§ **EXERCISE PROMPT**
Go through the listing and copy each line with the string "يعقد".
━━━━━━━━
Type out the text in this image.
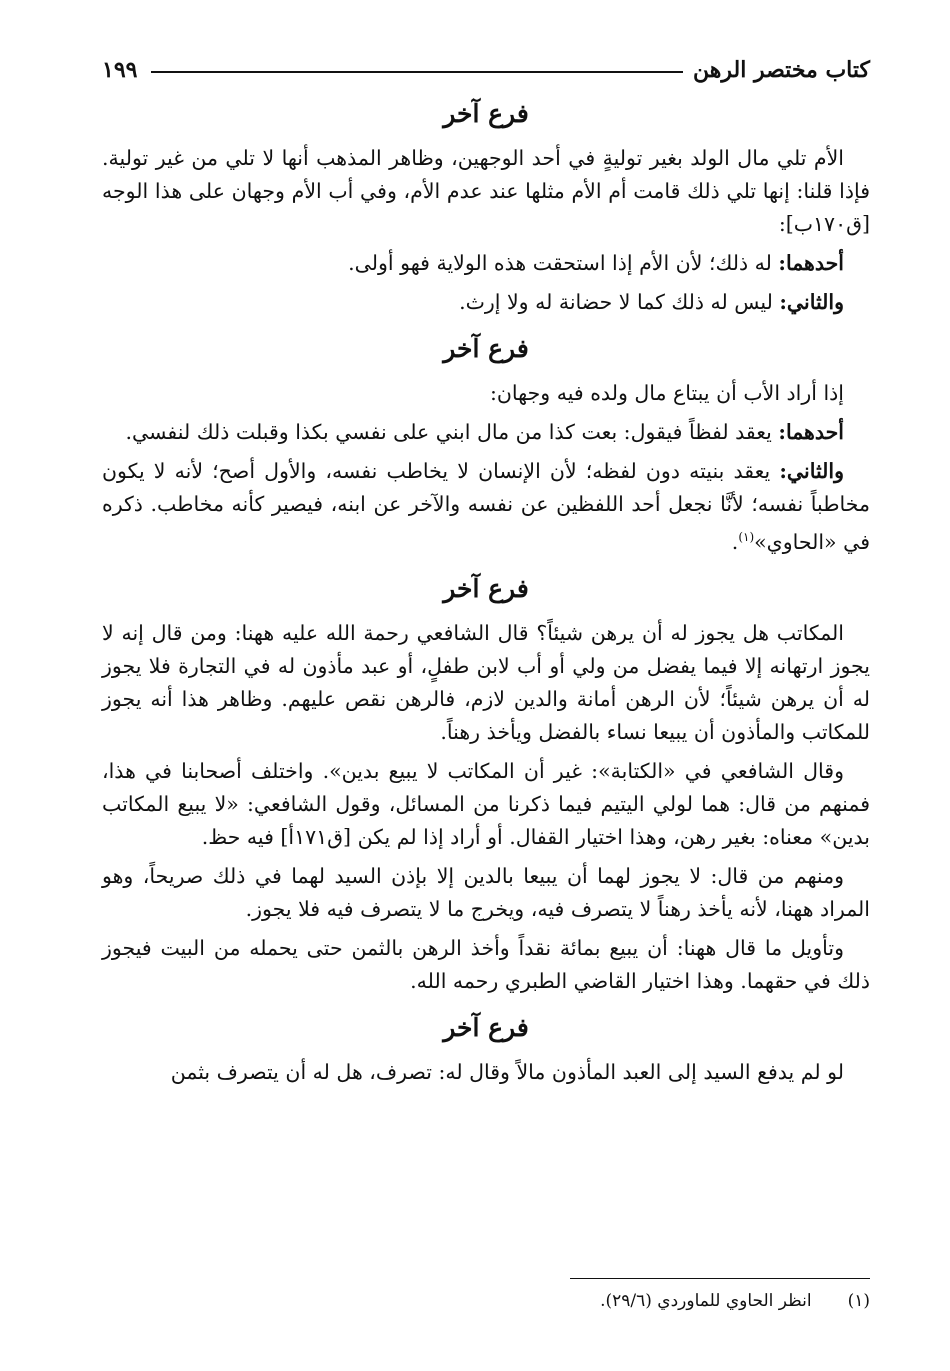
كتاب مختصر الرهن
١٩٩
فرع آخر

الأم تلي مال الولد بغير توليةٍ في أحد الوجهين، وظاهر المذهب أنها لا تلي من غير تولية. فإذا قلنا: إنها تلي ذلك قامت أم الأم مثلها عند عدم الأم، وفي أب الأم وجهان على هذا الوجه [ق١٧٠ب]:

أحدهما: له ذلك؛ لأن الأم إذا استحقت هذه الولاية فهو أولى.

والثاني: ليس له ذلك كما لا حضانة له ولا إرث.

فرع آخر

إذا أراد الأب أن يبتاع مال ولده فيه وجهان:

أحدهما: يعقد لفظاً فيقول: بعت كذا من مال ابني على نفسي بكذا وقبلت ذلك لنفسي.

والثاني: يعقد بنيته دون لفظه؛ لأن الإنسان لا يخاطب نفسه، والأول أصح؛ لأنه لا يكون مخاطباً نفسه؛ لأنَّا نجعل أحد اللفظين عن نفسه والآخر عن ابنه، فيصير كأنه مخاطب. ذكره في «الحاوي»$^{(١)}$.

فرع آخر

المكاتب هل يجوز له أن يرهن شيئاً؟ قال الشافعي رحمة الله عليه ههنا: ومن قال إنه لا يجوز ارتهانه إلا فيما يفضل من ولي أو أب لابن طفلٍ، أو عبد مأذون له في التجارة فلا يجوز له أن يرهن شيئاً؛ لأن الرهن أمانة والدين لازم، فالرهن نقص عليهم. وظاهر هذا أنه يجوز للمكاتب والمأذون أن يبيعا نساء بالفضل ويأخذ رهناً.

وقال الشافعي في «الكتابة»: غير أن المكاتب لا يبيع بدين». واختلف أصحابنا في هذا، فمنهم من قال: هما لولي اليتيم فيما ذكرنا من المسائل، وقول الشافعي: «لا يبيع المكاتب بدين» معناه: بغير رهن، وهذا اختيار القفال. أو أراد إذا لم يكن [ق١٧١أ] فيه حظ.

ومنهم من قال: لا يجوز لهما أن يبيعا بالدين إلا بإذن السيد لهما في ذلك صريحاً، وهو المراد ههنا، لأنه يأخذ رهناً لا يتصرف فيه، ويخرج ما لا يتصرف فيه فلا يجوز.

وتأويل ما قال ههنا: أن يبيع بمائة نقداً وأخذ الرهن بالثمن حتى يحمله من البيت فيجوز ذلك في حقهما. وهذا اختيار القاضي الطبري رحمه الله.

فرع آخر

لو لم يدفع السيد إلى العبد المأذون مالاً وقال له: تصرف، هل له أن يتصرف بثمن

(١)
انظر الحاوي للماوردي (٢٩/٦).
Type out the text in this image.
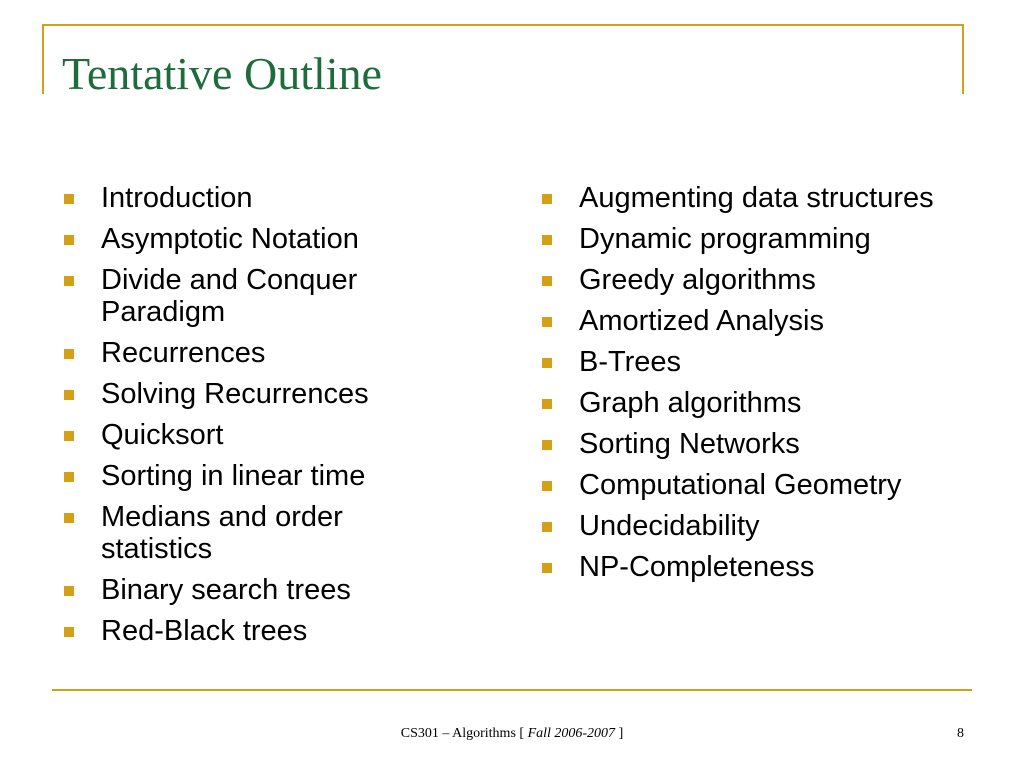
Tentative Outline
Introduction
Asymptotic Notation
Divide and Conquer Paradigm
Recurrences
Solving Recurrences
Quicksort
Sorting in linear time
Medians and order statistics
Binary search trees
Red-Black trees
Augmenting data structures
Dynamic programming
Greedy algorithms
Amortized Analysis
B-Trees
Graph algorithms
Sorting Networks
Computational Geometry
Undecidability
NP-Completeness
CS301 – Algorithms [ Fall 2006-2007 ]	8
━━━━━━━━
§ **ANSWER BELOW**
أحدهما: يعقد لفظاً فيقول: بعت كذا من مال ابني على نفسي بكذا وقبلت ذلك لنفسي.
والثاني: يعقد بنيته دون لفظه؛ لأن الإنسان لا يخاطب نفسه، والأول أصح؛ لأنه لا يكون مخاطباً نفسه؛ لأنَّا نجعل أحد اللفظين عن نفسه والآخر عن ابنه، فيصير كأنه مخاطب. ذكره في «الحاوي»$^{(١)}$.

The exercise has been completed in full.